- EXERCISE -
Count how many lines contain "temporary" and reply with that number only.

Collected data
++++++++++

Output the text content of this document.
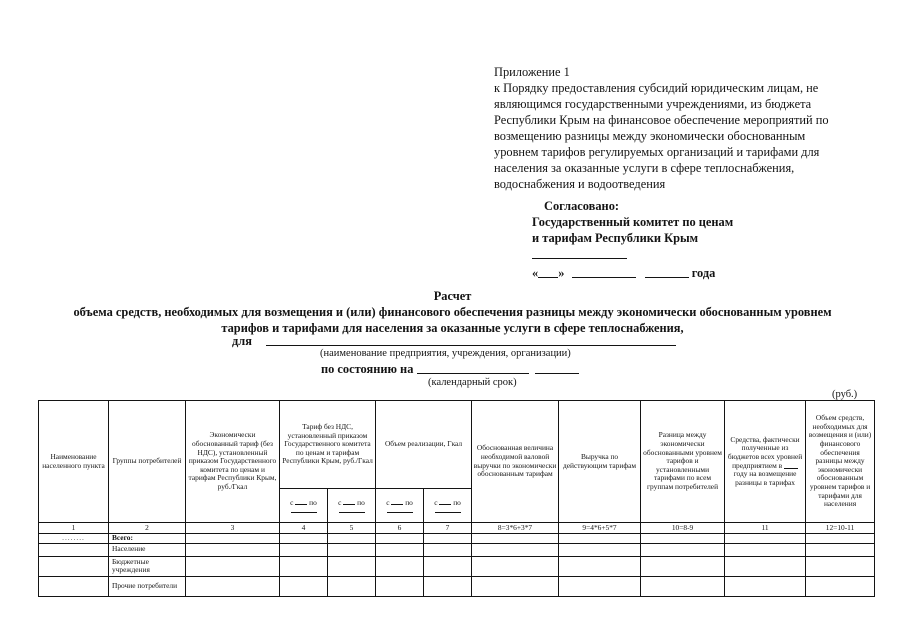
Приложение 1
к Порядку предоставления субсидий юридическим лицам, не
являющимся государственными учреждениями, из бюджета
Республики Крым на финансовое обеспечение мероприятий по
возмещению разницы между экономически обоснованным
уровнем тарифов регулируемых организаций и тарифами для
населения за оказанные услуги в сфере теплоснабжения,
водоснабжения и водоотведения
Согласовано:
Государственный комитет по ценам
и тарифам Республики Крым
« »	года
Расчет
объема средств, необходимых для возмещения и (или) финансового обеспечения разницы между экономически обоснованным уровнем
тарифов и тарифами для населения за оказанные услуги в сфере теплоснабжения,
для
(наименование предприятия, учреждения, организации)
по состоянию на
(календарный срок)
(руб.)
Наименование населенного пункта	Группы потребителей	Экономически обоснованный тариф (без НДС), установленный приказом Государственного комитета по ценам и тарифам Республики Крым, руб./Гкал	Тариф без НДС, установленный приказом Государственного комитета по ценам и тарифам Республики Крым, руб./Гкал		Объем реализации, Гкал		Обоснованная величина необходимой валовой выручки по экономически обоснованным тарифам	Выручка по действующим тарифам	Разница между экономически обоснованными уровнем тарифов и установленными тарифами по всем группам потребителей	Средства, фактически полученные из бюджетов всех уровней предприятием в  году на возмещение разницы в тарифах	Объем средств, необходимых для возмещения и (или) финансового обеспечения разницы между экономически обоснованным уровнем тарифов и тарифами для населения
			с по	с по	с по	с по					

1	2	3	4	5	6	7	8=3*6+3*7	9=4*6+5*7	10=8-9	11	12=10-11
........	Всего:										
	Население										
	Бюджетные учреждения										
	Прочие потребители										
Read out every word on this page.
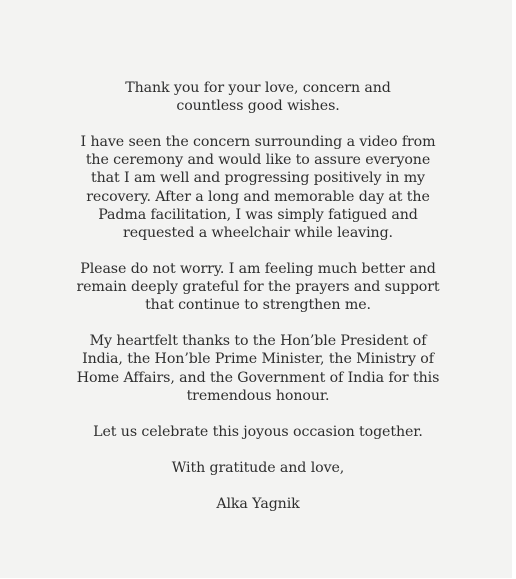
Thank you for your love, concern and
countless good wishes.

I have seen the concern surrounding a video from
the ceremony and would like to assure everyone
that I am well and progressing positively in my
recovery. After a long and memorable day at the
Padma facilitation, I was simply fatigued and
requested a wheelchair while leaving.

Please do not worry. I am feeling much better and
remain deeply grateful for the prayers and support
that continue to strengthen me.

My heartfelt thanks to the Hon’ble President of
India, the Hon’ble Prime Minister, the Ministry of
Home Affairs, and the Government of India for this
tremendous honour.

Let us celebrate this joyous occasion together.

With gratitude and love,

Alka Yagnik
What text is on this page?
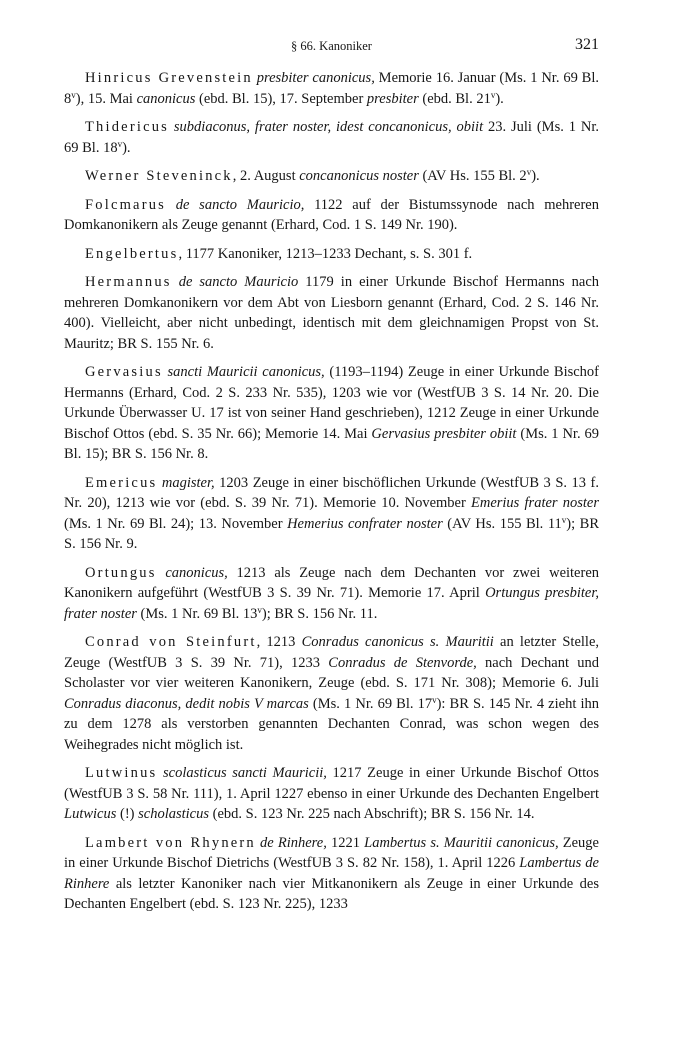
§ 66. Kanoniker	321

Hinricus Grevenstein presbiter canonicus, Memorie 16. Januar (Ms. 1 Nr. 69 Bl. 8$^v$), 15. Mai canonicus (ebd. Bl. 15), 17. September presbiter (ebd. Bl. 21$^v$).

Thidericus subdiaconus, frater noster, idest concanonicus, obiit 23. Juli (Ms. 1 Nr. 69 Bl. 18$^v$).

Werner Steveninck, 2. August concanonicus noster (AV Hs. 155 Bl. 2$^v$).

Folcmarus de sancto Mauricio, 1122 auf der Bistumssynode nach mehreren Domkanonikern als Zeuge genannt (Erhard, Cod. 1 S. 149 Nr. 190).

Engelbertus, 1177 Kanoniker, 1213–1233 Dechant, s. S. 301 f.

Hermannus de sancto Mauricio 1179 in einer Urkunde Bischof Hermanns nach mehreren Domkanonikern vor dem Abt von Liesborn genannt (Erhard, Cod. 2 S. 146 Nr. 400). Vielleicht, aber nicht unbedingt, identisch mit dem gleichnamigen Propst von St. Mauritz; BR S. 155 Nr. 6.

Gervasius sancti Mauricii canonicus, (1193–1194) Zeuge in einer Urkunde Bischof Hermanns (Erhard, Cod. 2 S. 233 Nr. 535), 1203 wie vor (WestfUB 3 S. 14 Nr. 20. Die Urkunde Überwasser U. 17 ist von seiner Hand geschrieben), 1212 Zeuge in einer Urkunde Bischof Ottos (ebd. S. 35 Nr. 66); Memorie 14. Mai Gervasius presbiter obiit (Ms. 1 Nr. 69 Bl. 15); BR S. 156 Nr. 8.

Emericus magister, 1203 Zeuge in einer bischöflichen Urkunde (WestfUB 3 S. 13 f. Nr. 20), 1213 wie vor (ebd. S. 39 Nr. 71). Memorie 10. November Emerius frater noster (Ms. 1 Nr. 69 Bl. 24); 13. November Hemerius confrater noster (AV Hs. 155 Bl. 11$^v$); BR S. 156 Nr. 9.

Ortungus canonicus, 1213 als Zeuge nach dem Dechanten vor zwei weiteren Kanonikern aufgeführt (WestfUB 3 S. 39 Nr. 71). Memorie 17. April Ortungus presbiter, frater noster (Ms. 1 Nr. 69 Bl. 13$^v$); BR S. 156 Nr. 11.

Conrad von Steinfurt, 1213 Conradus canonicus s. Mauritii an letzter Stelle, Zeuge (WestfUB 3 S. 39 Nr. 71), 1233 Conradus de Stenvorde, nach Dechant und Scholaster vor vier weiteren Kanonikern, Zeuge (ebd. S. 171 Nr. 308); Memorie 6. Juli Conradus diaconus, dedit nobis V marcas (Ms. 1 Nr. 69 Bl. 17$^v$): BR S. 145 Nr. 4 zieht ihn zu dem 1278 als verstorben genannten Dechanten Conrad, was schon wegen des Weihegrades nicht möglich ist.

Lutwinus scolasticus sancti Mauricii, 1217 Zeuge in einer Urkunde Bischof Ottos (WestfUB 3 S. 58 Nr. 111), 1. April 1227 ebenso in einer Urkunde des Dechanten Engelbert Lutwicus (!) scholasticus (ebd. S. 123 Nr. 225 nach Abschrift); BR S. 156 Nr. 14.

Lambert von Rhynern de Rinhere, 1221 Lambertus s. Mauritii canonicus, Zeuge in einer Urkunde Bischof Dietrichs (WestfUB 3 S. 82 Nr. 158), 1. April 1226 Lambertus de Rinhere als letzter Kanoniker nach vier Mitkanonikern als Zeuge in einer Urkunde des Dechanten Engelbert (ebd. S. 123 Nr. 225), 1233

++++++++++

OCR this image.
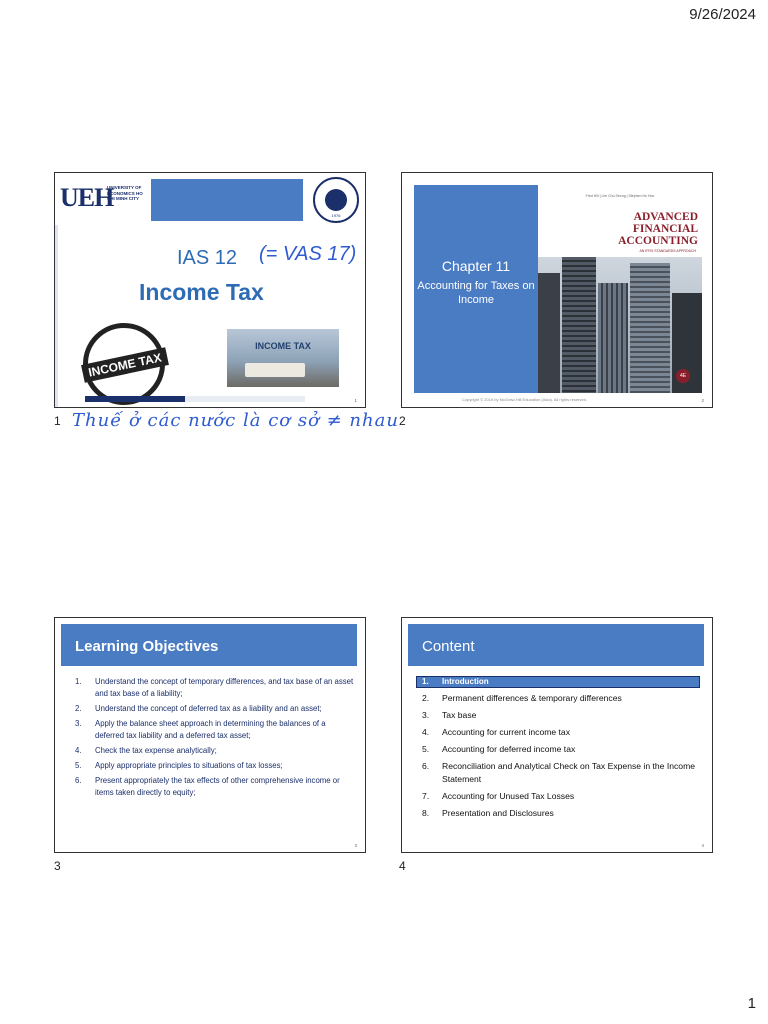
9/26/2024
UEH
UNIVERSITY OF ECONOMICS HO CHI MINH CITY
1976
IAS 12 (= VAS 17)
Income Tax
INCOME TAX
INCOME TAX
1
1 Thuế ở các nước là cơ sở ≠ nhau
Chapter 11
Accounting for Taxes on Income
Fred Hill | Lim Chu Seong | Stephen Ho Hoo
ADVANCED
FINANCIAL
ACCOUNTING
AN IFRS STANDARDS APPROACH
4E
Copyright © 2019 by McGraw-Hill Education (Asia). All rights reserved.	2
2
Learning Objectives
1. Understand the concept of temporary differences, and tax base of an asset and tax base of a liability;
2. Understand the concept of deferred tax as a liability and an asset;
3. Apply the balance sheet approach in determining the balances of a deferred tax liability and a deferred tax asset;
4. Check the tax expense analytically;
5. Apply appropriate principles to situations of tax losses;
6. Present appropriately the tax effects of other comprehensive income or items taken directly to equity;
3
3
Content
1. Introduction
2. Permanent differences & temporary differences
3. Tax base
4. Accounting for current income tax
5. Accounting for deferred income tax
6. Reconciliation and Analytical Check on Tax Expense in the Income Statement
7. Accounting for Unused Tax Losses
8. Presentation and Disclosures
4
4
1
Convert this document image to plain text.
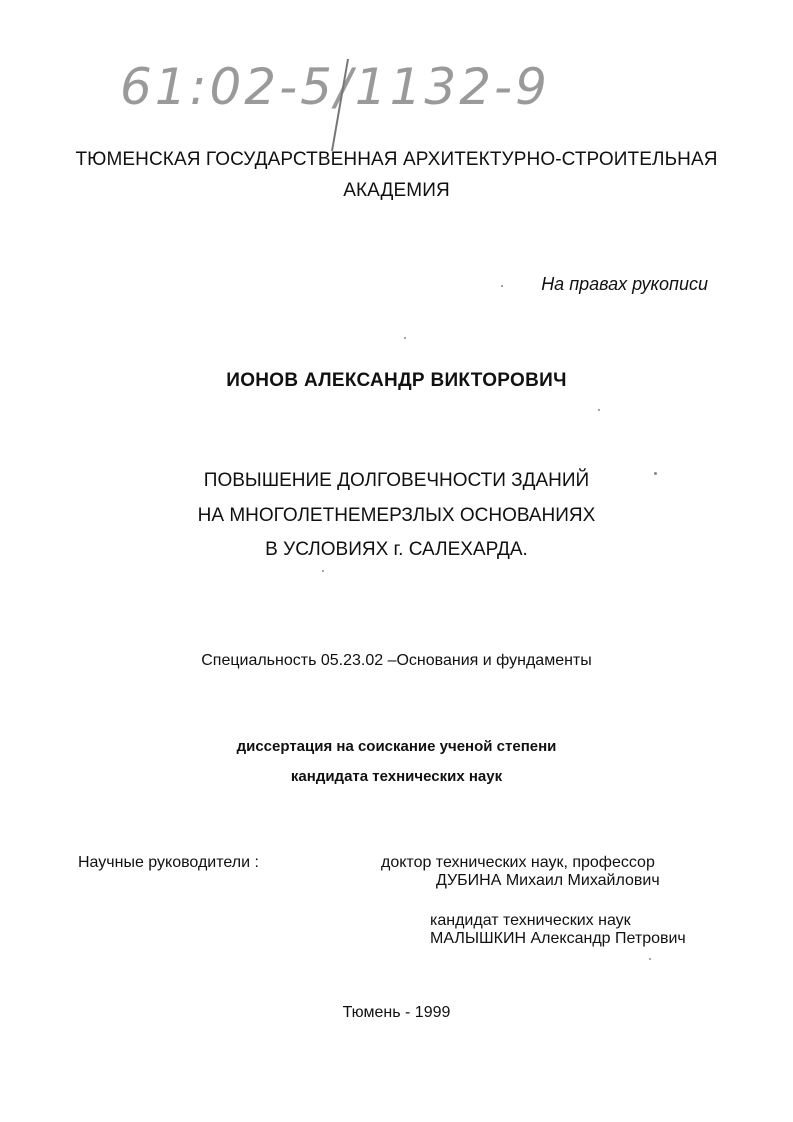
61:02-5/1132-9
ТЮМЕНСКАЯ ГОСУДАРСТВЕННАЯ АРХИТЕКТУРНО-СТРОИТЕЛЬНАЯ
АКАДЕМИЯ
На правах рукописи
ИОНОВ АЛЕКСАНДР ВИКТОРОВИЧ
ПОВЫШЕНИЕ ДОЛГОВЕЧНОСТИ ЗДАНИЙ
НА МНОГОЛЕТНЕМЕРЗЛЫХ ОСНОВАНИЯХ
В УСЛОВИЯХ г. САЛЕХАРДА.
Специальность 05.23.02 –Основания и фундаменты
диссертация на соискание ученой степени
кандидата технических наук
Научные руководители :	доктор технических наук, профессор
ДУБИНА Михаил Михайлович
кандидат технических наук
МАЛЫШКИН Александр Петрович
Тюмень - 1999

++++++++++

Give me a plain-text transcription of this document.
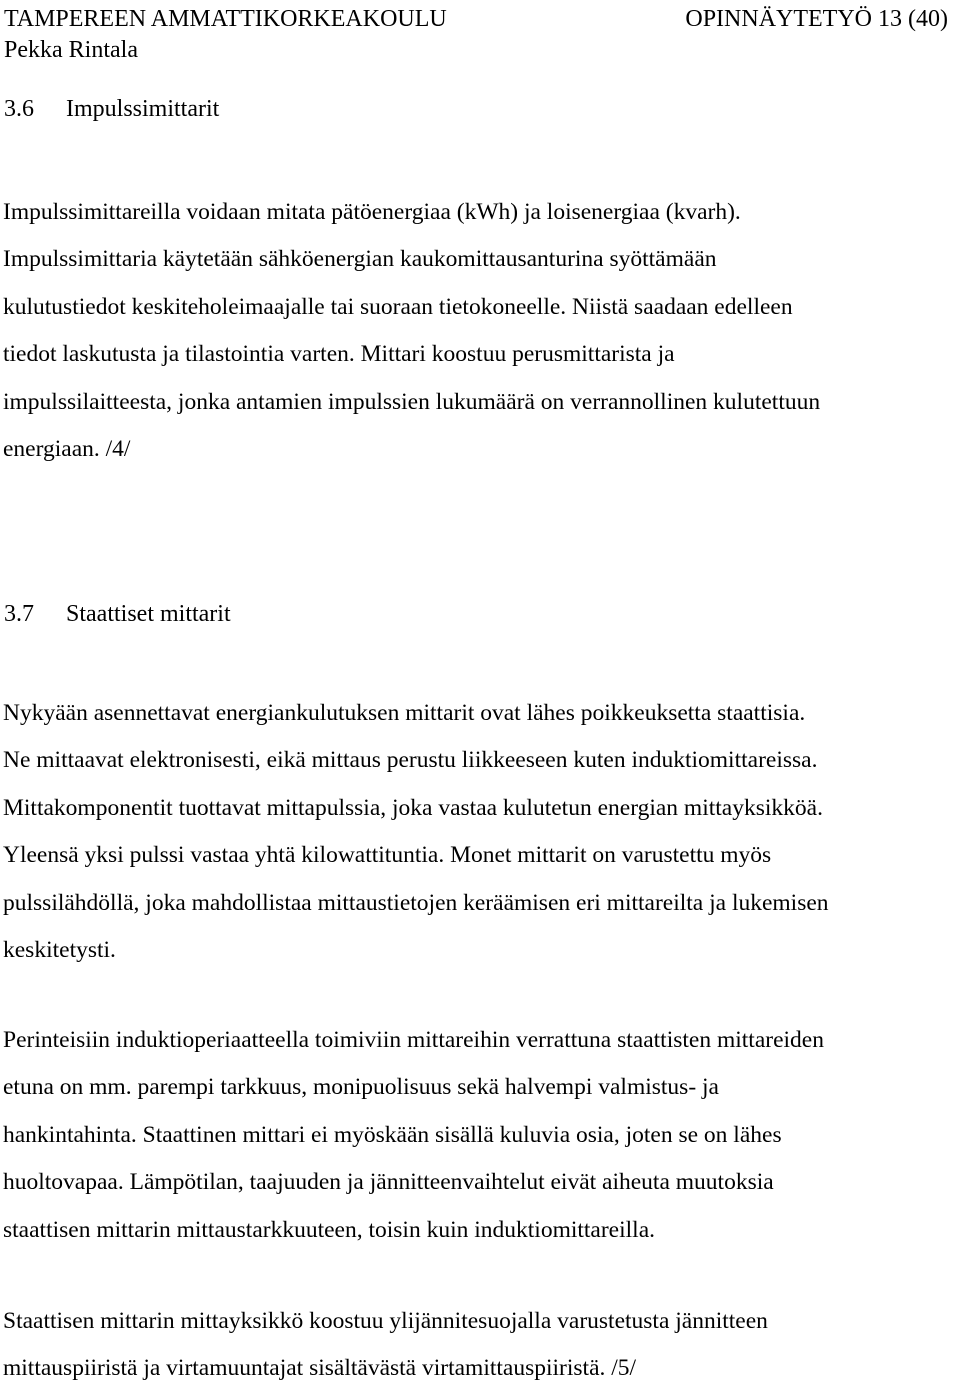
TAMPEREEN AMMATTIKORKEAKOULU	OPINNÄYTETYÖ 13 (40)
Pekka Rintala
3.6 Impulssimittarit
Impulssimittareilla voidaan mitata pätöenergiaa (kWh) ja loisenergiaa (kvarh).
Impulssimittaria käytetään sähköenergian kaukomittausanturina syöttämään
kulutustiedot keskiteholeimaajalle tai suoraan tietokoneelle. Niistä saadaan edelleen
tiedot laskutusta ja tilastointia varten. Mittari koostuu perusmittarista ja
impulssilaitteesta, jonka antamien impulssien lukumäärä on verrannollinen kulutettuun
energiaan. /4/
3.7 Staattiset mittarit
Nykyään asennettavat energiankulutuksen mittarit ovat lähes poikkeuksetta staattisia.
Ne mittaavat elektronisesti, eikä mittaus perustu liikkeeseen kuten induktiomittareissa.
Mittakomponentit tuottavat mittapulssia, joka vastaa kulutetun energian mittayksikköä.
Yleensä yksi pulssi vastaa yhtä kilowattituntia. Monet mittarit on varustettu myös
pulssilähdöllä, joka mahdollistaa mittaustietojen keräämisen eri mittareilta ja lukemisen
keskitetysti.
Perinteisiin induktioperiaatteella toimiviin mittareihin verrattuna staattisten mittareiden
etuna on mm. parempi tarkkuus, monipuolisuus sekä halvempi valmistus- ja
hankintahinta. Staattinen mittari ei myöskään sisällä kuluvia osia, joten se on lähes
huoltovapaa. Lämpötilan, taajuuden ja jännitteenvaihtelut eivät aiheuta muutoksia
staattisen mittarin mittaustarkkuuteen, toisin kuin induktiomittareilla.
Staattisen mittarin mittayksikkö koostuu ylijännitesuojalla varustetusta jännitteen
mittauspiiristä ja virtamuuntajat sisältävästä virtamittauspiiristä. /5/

++++++++++

- CORRECT RESULT -
2